__WHAT YOU NEED TO DO__: Write out the material exactly. Do not include the pictures.

__RECORDS TO USE__:
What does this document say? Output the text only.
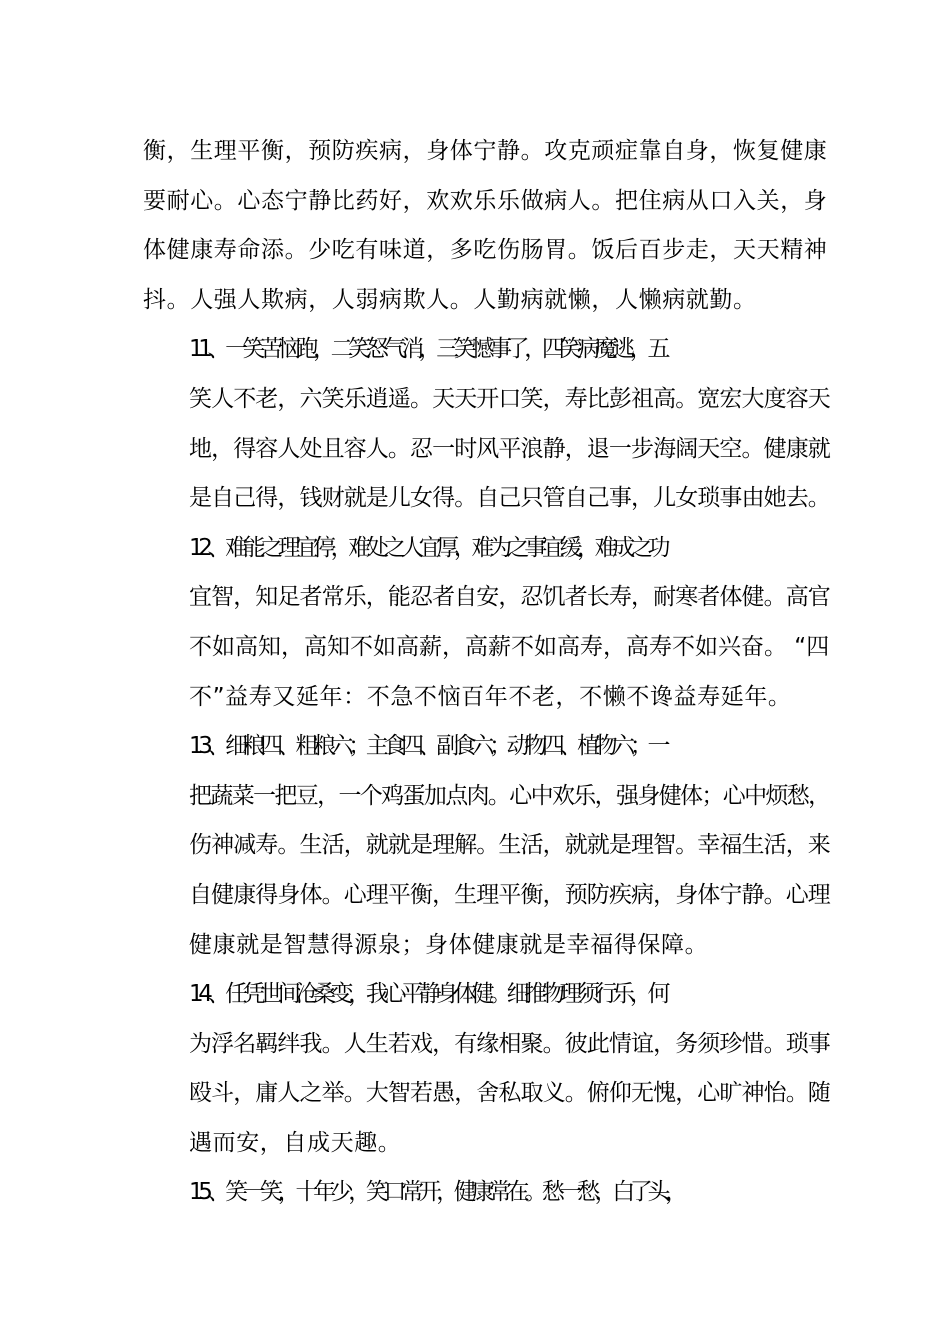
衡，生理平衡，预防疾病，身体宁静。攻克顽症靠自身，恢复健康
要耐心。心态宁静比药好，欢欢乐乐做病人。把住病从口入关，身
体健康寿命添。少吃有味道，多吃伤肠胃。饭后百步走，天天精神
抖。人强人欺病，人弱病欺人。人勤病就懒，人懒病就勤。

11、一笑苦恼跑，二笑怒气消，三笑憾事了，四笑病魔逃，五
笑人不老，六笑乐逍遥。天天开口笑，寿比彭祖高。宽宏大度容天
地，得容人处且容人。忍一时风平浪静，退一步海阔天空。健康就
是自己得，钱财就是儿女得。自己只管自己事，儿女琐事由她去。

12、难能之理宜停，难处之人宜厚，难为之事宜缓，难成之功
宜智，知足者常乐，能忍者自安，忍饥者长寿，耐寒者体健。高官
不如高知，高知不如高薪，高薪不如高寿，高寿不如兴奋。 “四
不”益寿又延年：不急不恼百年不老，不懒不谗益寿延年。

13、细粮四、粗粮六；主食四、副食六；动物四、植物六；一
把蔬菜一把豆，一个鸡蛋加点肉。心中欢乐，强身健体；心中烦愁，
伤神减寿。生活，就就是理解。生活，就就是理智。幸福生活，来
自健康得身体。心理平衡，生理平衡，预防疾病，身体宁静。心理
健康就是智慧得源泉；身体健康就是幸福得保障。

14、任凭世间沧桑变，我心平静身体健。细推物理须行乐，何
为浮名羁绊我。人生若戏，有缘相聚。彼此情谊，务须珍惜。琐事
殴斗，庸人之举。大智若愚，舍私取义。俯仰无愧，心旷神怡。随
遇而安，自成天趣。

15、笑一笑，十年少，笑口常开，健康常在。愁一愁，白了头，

__SOLUTION__:
What does this document say? Output the text only.
衡，生理平衡，预防疾病，身体宁静。攻克顽症靠自身，恢复健康
要耐心。心态宁静比药好，欢欢乐乐做病人。把住病从口入关，身
体健康寿命添。少吃有味道，多吃伤肠胃。饭后百步走，天天精神
抖。人强人欺病，人弱病欺人。人勤病就懒，人懒病就勤。

11、一笑苦恼跑，二笑怒气消，三笑憾事了，四笑病魔逃，五
笑人不老，六笑乐逍遥。天天开口笑，寿比彭祖高。宽宏大度容天
地，得容人处且容人。忍一时风平浪静，退一步海阔天空。健康就
是自己得，钱财就是儿女得。自己只管自己事，儿女琐事由她去。

12、难能之理宜停，难处之人宜厚，难为之事宜缓，难成之功
宜智，知足者常乐，能忍者自安，忍饥者长寿，耐寒者体健。高官
不如高知，高知不如高薪，高薪不如高寿，高寿不如兴奋。 “四
不”益寿又延年：不急不恼百年不老，不懒不谗益寿延年。

13、细粮四、粗粮六；主食四、副食六；动物四、植物六；一
把蔬菜一把豆，一个鸡蛋加点肉。心中欢乐，强身健体；心中烦愁，
伤神减寿。生活，就就是理解。生活，就就是理智。幸福生活，来
自健康得身体。心理平衡，生理平衡，预防疾病，身体宁静。心理
健康就是智慧得源泉；身体健康就是幸福得保障。

14、任凭世间沧桑变，我心平静身体健。细推物理须行乐，何
为浮名羁绊我。人生若戏，有缘相聚。彼此情谊，务须珍惜。琐事
殴斗，庸人之举。大智若愚，舍私取义。俯仰无愧，心旷神怡。随
遇而安，自成天趣。

15、笑一笑，十年少，笑口常开，健康常在。愁一愁，白了头，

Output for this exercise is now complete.